> Requirements:
Write out the whole listing word for word.

--- Given data ---

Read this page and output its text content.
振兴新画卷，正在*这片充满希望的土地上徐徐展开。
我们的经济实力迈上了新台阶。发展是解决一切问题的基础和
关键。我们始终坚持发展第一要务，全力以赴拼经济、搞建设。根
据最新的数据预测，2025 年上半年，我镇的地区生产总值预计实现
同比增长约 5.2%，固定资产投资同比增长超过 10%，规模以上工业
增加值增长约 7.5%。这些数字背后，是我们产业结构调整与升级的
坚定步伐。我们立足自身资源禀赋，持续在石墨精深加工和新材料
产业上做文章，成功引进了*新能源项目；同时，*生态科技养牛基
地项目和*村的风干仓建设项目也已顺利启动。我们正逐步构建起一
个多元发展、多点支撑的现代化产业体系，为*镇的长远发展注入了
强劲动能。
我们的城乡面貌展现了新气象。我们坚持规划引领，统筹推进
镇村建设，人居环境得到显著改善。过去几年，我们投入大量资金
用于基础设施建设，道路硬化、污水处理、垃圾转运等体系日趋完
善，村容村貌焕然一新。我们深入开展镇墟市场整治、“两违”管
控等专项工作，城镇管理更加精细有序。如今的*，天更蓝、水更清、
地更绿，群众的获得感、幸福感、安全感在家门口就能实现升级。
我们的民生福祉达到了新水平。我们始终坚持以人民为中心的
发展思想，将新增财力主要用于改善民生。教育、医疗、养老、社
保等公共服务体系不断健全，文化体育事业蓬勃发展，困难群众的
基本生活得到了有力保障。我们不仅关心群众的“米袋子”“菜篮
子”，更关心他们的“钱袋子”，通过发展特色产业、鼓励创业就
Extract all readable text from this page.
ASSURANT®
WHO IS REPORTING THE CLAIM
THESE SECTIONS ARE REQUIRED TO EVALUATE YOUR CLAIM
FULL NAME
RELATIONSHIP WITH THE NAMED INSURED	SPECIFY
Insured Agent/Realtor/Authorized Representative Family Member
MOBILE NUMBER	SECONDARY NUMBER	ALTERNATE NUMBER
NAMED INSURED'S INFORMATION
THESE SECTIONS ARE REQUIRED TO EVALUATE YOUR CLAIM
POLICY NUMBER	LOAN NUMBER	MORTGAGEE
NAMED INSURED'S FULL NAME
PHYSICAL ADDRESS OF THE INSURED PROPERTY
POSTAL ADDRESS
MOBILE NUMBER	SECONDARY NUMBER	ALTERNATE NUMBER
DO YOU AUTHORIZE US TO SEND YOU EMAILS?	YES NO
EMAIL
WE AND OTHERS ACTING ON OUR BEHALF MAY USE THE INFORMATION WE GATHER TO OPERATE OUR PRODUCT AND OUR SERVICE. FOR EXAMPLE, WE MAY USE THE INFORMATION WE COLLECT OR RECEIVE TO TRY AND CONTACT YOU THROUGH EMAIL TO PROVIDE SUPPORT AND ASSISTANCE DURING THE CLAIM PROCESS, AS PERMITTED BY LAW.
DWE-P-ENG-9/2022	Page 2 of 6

---

> Completed exercise:
Read this page and output its text content.
振兴新画卷，正在*这片充满希望的土地上徐徐展开。
我们的经济实力迈上了新台阶。发展是解决一切问题的基础和
关键。我们始终坚持发展第一要务，全力以赴拼经济、搞建设。根
据最新的数据预测，2025 年上半年，我镇的地区生产总值预计实现
同比增长约 5.2%，固定资产投资同比增长超过 10%，规模以上工业
增加值增长约 7.5%。这些数字背后，是我们产业结构调整与升级的
坚定步伐。我们立足自身资源禀赋，持续在石墨精深加工和新材料
产业上做文章，成功引进了*新能源项目；同时，*生态科技养牛基
地项目和*村的风干仓建设项目也已顺利启动。我们正逐步构建起一
个多元发展、多点支撑的现代化产业体系，为*镇的长远发展注入了
强劲动能。
我们的城乡面貌展现了新气象。我们坚持规划引领，统筹推进
镇村建设，人居环境得到显著改善。过去几年，我们投入大量资金
用于基础设施建设，道路硬化、污水处理、垃圾转运等体系日趋完
善，村容村貌焕然一新。我们深入开展镇墟市场整治、“两违”管
控等专项工作，城镇管理更加精细有序。如今的*，天更蓝、水更清、
地更绿，群众的获得感、幸福感、安全感在家门口就能实现升级。
我们的民生福祉达到了新水平。我们始终坚持以人民为中心的
发展思想，将新增财力主要用于改善民生。教育、医疗、养老、社
保等公共服务体系不断健全，文化体育事业蓬勃发展，困难群众的
基本生活得到了有力保障。我们不仅关心群众的“米袋子”“菜篮
子”，更关心他们的“钱袋子”，通过发展特色产业、鼓励创业就
Extract all readable text from this page.
ASSURANT®
WHO IS REPORTING THE CLAIM
THESE SECTIONS ARE REQUIRED TO EVALUATE YOUR CLAIM
FULL NAME
RELATIONSHIP WITH THE NAMED INSURED	SPECIFY
Insured Agent/Realtor/Authorized Representative Family Member
MOBILE NUMBER	SECONDARY NUMBER	ALTERNATE NUMBER
NAMED INSURED'S INFORMATION
THESE SECTIONS ARE REQUIRED TO EVALUATE YOUR CLAIM
POLICY NUMBER	LOAN NUMBER	MORTGAGEE
NAMED INSURED'S FULL NAME
PHYSICAL ADDRESS OF THE INSURED PROPERTY
POSTAL ADDRESS
MOBILE NUMBER	SECONDARY NUMBER	ALTERNATE NUMBER
DO YOU AUTHORIZE US TO SEND YOU EMAILS?	YES NO
EMAIL
WE AND OTHERS ACTING ON OUR BEHALF MAY USE THE INFORMATION WE GATHER TO OPERATE OUR PRODUCT AND OUR SERVICE. FOR EXAMPLE, WE MAY USE THE INFORMATION WE COLLECT OR RECEIVE TO TRY AND CONTACT YOU THROUGH EMAIL TO PROVIDE SUPPORT AND ASSISTANCE DURING THE CLAIM PROCESS, AS PERMITTED BY LAW.
DWE-P-ENG-9/2022	Page 2 of 6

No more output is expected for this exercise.